:: EXERCISE AIM ::
Using the data below, determine the number of lines that include the string "Length". Write only that number.

※ ※ ※

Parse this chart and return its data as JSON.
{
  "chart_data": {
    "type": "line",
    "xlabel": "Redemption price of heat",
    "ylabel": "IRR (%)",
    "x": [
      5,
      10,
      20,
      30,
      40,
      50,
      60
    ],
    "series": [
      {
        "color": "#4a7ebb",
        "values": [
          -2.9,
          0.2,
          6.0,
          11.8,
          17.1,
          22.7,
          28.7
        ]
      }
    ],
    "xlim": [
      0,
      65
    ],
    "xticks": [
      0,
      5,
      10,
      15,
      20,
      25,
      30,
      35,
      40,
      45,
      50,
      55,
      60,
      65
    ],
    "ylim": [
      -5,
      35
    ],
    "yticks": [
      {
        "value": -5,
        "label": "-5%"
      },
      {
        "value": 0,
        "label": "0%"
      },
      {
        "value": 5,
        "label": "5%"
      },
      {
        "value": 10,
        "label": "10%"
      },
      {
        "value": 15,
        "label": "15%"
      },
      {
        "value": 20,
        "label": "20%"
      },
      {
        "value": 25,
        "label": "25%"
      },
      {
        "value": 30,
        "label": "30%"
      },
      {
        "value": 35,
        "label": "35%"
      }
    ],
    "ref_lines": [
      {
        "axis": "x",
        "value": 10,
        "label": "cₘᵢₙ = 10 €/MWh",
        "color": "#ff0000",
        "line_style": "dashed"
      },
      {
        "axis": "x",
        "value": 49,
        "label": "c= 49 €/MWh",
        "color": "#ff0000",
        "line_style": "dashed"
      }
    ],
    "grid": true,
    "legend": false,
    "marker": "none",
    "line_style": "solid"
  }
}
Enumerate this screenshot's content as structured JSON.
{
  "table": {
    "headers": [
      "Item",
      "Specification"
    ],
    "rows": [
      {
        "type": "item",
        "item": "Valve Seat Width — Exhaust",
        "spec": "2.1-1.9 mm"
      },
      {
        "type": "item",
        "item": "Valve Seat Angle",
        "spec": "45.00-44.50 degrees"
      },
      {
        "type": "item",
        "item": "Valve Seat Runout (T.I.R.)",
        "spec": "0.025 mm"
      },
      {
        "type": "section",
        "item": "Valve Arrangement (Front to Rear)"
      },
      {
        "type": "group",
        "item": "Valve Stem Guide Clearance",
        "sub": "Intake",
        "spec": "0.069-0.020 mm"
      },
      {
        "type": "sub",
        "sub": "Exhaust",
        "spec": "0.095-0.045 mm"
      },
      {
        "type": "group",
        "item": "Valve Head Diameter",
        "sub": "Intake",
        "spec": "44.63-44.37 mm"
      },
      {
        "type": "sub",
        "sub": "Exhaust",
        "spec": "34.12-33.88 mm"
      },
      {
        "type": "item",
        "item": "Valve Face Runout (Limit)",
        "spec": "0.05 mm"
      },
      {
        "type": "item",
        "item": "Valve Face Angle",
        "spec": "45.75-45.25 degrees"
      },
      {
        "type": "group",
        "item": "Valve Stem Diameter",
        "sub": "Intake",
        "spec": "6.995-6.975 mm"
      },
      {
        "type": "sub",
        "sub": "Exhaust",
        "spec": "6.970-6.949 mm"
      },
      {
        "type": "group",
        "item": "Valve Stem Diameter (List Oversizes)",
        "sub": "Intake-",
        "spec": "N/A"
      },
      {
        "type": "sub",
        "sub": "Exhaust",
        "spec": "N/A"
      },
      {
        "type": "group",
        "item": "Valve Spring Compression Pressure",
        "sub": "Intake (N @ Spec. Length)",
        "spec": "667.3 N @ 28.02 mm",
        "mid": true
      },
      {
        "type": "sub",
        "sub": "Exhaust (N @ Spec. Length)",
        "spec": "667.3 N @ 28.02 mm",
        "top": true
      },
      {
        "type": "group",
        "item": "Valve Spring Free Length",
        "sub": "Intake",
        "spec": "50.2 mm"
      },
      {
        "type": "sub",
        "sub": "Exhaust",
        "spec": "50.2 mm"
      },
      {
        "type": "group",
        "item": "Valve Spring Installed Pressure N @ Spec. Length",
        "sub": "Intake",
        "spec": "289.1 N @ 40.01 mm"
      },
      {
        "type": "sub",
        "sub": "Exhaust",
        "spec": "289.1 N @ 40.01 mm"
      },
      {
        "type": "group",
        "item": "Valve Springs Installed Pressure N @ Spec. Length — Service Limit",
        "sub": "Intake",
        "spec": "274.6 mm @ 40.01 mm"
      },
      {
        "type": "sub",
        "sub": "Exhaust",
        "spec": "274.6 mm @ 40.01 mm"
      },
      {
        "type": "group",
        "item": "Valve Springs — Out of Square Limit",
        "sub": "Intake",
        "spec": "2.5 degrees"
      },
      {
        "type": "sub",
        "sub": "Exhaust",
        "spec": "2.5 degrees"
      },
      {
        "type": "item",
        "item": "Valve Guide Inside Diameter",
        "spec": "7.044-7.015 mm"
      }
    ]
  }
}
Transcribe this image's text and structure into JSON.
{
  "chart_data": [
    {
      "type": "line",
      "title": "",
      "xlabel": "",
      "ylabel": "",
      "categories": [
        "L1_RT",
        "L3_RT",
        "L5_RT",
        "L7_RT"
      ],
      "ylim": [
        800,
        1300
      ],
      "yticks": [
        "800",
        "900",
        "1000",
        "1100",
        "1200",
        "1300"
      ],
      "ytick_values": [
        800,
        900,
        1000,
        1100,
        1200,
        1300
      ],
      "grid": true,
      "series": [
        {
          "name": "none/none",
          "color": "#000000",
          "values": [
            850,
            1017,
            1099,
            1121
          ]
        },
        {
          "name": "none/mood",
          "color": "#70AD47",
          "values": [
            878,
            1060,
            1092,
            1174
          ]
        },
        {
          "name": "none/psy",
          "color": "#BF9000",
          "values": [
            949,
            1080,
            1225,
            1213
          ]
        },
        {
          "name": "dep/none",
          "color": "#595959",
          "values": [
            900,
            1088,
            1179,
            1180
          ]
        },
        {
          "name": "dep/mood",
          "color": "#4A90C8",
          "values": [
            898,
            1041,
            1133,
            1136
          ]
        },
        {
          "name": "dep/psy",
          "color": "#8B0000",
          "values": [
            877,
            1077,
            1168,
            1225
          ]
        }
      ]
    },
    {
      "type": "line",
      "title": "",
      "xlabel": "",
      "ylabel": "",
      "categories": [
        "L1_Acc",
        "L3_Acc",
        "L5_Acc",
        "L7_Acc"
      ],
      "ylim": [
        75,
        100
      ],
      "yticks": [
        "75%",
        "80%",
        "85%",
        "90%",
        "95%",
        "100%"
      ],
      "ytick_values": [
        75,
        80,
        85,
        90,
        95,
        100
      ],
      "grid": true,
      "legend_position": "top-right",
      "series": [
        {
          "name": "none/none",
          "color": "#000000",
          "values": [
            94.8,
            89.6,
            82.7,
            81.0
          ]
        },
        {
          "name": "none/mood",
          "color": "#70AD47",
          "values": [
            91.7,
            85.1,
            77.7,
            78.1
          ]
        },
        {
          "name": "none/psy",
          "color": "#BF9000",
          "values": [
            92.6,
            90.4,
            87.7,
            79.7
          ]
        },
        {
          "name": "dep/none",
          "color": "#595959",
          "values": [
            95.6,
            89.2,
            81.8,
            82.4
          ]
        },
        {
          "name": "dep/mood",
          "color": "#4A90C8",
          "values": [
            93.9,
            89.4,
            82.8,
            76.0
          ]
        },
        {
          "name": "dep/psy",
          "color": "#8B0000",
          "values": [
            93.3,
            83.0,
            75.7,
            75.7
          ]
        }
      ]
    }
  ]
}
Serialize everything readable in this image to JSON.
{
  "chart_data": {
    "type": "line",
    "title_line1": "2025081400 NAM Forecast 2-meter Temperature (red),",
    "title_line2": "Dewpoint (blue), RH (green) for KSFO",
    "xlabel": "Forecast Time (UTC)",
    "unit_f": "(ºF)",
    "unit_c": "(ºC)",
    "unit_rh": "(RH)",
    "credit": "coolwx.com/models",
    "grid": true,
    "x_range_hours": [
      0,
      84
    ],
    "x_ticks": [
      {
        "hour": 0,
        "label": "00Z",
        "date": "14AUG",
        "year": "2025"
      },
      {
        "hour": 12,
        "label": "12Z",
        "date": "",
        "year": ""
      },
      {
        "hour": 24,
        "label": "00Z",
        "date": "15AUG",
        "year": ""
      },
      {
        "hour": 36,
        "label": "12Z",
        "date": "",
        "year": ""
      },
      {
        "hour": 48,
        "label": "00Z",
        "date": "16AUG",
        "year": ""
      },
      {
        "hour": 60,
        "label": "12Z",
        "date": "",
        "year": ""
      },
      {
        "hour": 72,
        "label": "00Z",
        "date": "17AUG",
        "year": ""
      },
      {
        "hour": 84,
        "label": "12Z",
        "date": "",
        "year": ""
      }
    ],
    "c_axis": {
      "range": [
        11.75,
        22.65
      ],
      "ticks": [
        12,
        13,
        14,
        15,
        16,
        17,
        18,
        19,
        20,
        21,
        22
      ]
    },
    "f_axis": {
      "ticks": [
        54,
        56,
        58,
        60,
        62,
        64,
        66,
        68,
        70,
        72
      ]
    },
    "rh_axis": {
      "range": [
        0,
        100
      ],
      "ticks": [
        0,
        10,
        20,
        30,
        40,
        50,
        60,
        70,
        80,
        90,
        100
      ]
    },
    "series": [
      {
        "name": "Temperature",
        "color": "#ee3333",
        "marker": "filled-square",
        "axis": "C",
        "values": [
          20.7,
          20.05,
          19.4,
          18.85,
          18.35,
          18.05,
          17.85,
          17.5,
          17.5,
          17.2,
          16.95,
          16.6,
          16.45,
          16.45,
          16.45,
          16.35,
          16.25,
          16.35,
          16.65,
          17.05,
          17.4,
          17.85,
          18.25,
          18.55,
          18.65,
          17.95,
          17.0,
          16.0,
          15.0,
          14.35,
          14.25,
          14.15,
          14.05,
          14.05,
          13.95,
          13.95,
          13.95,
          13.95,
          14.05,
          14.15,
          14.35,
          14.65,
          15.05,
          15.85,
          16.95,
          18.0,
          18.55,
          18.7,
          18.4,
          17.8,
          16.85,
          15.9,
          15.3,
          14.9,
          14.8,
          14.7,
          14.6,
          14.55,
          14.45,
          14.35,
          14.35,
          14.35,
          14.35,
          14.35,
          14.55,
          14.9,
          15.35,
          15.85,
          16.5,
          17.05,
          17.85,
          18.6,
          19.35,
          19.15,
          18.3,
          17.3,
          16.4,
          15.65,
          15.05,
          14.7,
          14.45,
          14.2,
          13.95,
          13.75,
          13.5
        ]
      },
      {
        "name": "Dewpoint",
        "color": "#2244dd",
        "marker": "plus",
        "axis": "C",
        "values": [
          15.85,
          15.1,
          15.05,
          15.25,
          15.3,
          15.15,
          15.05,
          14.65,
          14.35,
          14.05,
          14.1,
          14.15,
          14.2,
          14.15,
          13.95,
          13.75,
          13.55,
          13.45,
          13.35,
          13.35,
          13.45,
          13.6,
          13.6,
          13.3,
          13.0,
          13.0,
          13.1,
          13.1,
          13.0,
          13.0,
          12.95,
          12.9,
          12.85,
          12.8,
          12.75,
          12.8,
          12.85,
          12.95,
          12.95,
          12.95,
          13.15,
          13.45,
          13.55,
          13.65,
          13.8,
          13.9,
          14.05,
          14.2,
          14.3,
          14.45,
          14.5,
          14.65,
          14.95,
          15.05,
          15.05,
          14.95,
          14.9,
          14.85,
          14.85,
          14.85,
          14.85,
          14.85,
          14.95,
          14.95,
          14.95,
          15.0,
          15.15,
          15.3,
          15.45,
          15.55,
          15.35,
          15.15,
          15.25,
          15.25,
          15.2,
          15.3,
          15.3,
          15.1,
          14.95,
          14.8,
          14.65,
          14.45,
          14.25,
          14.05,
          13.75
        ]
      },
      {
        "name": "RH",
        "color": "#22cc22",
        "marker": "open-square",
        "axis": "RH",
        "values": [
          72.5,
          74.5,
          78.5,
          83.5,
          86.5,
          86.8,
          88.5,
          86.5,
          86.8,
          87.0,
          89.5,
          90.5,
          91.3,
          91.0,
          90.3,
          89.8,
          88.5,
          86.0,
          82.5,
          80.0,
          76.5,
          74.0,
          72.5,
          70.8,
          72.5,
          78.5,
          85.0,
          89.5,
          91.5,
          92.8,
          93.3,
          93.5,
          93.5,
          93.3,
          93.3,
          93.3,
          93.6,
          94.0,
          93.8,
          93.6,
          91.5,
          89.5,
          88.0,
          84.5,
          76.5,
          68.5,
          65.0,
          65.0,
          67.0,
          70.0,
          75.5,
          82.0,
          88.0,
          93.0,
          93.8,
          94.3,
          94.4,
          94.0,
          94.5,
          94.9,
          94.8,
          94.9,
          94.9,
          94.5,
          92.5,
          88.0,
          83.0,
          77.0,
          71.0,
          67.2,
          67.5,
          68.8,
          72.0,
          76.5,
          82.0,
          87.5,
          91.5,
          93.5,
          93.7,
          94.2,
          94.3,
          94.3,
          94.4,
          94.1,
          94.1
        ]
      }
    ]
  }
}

※ ※ ※

:: EXERCISE RESULT ::
5